» **What to do**
Check each line of the data, and copy those where "Dinesh" appears.

___ Data to process

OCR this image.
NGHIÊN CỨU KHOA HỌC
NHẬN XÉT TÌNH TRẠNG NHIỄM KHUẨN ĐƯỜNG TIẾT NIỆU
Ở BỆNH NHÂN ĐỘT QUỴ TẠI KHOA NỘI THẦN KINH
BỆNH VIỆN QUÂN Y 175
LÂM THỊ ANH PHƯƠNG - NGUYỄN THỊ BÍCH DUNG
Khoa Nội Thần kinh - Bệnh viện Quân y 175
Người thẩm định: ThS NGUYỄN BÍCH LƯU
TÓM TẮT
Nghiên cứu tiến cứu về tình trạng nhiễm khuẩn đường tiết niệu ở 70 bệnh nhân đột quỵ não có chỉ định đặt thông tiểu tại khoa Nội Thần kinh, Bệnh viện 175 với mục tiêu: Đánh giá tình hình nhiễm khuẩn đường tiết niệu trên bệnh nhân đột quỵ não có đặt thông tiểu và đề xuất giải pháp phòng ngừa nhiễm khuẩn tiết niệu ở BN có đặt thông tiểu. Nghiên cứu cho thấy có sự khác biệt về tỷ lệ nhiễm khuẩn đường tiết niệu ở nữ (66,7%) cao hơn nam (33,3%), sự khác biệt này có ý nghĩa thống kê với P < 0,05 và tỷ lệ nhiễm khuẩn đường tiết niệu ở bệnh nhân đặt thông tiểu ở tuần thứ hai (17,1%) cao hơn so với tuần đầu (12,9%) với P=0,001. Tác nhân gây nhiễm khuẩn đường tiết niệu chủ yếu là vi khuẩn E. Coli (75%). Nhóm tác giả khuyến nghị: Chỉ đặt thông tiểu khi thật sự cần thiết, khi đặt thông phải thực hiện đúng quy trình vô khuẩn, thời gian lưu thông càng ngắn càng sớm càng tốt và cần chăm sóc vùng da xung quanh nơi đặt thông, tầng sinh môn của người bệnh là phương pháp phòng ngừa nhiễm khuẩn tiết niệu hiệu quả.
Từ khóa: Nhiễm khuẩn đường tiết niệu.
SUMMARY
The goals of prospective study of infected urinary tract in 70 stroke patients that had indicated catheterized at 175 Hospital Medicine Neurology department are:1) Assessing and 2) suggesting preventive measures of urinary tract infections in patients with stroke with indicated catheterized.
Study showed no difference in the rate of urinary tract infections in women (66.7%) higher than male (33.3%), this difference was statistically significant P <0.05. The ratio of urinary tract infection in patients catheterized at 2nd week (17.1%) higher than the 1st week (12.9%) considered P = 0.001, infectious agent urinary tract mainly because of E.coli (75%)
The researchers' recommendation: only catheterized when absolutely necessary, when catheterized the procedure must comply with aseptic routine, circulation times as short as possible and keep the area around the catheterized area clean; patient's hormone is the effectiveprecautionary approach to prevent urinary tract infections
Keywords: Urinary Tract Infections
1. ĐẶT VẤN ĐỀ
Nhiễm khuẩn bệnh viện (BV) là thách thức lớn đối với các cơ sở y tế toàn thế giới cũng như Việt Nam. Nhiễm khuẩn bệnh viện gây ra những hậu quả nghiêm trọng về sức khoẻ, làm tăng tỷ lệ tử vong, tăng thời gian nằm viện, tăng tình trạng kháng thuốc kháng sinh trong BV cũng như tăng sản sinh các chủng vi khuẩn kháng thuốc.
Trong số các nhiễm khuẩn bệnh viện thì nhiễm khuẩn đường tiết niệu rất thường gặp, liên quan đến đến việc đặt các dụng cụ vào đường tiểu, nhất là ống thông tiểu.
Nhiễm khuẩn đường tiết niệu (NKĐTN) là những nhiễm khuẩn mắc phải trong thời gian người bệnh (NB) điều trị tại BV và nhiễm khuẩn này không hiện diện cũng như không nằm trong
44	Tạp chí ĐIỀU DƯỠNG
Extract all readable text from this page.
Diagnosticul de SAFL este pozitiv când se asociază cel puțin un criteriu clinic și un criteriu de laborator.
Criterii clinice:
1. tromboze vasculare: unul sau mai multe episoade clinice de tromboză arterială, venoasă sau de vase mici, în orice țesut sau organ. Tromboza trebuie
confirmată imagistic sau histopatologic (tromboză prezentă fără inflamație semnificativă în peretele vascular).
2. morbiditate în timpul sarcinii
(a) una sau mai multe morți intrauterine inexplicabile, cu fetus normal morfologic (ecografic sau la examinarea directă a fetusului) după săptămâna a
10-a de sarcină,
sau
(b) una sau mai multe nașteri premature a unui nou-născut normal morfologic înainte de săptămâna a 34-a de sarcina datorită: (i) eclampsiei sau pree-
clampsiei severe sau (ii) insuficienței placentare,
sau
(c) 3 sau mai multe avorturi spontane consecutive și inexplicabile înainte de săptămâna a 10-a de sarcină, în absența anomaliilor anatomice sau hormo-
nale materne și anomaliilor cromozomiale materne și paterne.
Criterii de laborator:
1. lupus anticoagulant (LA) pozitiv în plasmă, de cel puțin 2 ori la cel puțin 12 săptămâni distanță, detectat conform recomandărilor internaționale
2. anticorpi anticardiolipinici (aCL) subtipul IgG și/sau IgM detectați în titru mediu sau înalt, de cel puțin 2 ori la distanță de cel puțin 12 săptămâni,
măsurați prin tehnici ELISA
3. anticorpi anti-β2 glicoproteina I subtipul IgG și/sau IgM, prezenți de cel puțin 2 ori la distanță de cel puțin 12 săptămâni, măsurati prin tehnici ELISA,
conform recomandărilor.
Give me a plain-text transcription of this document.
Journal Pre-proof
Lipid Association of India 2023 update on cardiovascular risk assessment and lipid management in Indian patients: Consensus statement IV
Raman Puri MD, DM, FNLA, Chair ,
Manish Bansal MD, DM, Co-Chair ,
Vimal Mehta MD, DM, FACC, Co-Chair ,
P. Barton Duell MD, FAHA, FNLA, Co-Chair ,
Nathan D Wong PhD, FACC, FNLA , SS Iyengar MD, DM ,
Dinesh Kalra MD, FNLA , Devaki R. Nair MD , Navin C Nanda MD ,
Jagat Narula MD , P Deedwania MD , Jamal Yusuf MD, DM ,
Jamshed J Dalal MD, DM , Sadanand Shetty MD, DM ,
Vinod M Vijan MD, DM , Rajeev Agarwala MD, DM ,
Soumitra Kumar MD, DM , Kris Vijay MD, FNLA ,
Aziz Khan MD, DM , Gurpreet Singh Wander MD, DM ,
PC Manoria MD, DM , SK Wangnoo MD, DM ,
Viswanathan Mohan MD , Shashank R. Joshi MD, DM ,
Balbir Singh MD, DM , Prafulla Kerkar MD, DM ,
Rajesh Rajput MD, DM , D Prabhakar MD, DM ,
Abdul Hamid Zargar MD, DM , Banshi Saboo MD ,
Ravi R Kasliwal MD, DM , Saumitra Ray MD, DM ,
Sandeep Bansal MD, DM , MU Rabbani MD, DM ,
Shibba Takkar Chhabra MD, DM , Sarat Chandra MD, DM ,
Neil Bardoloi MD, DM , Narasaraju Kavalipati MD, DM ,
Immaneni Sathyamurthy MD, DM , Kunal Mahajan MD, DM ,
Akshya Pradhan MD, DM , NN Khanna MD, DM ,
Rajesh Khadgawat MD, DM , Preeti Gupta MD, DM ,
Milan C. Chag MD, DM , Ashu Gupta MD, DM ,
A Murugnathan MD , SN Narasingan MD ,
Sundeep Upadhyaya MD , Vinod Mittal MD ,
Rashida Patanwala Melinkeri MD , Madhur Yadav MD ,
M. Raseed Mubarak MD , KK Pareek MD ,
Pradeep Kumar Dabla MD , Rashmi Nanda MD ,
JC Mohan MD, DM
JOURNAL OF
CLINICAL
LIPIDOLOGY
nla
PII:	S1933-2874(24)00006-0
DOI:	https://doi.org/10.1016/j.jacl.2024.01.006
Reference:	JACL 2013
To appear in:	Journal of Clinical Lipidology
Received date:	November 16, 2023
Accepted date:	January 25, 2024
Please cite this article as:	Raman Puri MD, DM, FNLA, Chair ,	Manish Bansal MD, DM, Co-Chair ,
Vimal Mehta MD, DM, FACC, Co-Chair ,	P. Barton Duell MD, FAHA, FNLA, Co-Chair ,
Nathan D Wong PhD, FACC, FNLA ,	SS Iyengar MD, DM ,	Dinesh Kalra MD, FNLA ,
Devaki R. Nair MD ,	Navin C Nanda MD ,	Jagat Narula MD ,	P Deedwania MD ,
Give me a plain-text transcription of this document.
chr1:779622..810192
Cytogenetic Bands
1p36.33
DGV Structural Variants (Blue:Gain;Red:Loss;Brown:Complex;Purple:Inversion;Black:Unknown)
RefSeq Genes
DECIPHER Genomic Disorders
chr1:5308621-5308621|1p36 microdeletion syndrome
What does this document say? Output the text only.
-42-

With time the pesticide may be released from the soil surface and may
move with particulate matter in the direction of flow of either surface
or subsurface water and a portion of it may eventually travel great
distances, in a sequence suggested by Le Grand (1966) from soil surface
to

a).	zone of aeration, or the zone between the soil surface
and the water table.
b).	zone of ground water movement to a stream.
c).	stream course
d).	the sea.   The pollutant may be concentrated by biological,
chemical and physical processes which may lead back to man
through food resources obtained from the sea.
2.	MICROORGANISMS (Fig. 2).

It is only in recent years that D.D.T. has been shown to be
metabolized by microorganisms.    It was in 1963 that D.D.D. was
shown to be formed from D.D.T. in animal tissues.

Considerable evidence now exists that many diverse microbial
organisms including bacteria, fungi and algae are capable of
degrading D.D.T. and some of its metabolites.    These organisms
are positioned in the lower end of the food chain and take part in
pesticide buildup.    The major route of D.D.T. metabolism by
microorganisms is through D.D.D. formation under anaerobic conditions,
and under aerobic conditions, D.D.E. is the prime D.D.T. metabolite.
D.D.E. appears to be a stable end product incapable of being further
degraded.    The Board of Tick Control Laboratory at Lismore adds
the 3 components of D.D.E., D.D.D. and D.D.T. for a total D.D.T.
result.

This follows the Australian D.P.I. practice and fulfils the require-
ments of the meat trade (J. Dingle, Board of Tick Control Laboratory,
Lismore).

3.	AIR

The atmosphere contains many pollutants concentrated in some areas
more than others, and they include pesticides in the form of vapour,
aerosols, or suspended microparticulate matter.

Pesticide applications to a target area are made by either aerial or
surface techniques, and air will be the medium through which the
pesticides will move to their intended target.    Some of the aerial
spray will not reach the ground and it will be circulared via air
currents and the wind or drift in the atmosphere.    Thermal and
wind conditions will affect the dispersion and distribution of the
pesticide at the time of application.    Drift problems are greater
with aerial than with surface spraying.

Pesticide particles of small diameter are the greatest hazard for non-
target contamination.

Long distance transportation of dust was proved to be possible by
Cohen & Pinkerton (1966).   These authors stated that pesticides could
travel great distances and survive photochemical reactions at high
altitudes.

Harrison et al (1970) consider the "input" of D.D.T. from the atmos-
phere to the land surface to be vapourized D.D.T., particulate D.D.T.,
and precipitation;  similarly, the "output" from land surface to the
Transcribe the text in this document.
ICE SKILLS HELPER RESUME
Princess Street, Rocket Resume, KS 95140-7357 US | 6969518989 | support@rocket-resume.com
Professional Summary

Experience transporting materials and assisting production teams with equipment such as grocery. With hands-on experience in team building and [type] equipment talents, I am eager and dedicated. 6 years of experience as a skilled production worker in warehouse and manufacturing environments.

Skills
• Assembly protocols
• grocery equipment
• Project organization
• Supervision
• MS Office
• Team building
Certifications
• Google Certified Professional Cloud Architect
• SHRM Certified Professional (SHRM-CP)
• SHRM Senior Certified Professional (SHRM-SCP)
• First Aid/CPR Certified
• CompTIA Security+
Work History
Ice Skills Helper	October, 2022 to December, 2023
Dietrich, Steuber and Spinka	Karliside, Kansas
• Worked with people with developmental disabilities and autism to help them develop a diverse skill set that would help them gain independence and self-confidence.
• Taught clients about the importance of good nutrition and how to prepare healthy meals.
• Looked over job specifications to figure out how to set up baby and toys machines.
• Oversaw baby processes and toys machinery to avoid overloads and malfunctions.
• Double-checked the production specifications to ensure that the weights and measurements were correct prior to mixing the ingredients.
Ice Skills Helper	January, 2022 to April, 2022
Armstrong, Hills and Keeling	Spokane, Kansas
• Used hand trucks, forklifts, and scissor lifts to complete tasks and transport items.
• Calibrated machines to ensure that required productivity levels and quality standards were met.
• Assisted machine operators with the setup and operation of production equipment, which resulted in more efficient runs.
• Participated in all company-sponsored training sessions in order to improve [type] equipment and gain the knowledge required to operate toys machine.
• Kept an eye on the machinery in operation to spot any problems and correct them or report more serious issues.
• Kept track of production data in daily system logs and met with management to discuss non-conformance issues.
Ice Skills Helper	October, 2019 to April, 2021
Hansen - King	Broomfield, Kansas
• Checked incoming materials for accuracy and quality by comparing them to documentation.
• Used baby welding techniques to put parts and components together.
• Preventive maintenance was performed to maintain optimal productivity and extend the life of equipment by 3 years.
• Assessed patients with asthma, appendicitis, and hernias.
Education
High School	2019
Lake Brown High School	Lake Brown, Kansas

______

» **Task answer**
Dinesh Kalra MD, FNLA , Devaki R. Nair MD , Navin C Nanda MD ,
Nathan D Wong PhD, FACC, FNLA ,	SS Iyengar MD, DM ,	Dinesh Kalra MD, FNLA ,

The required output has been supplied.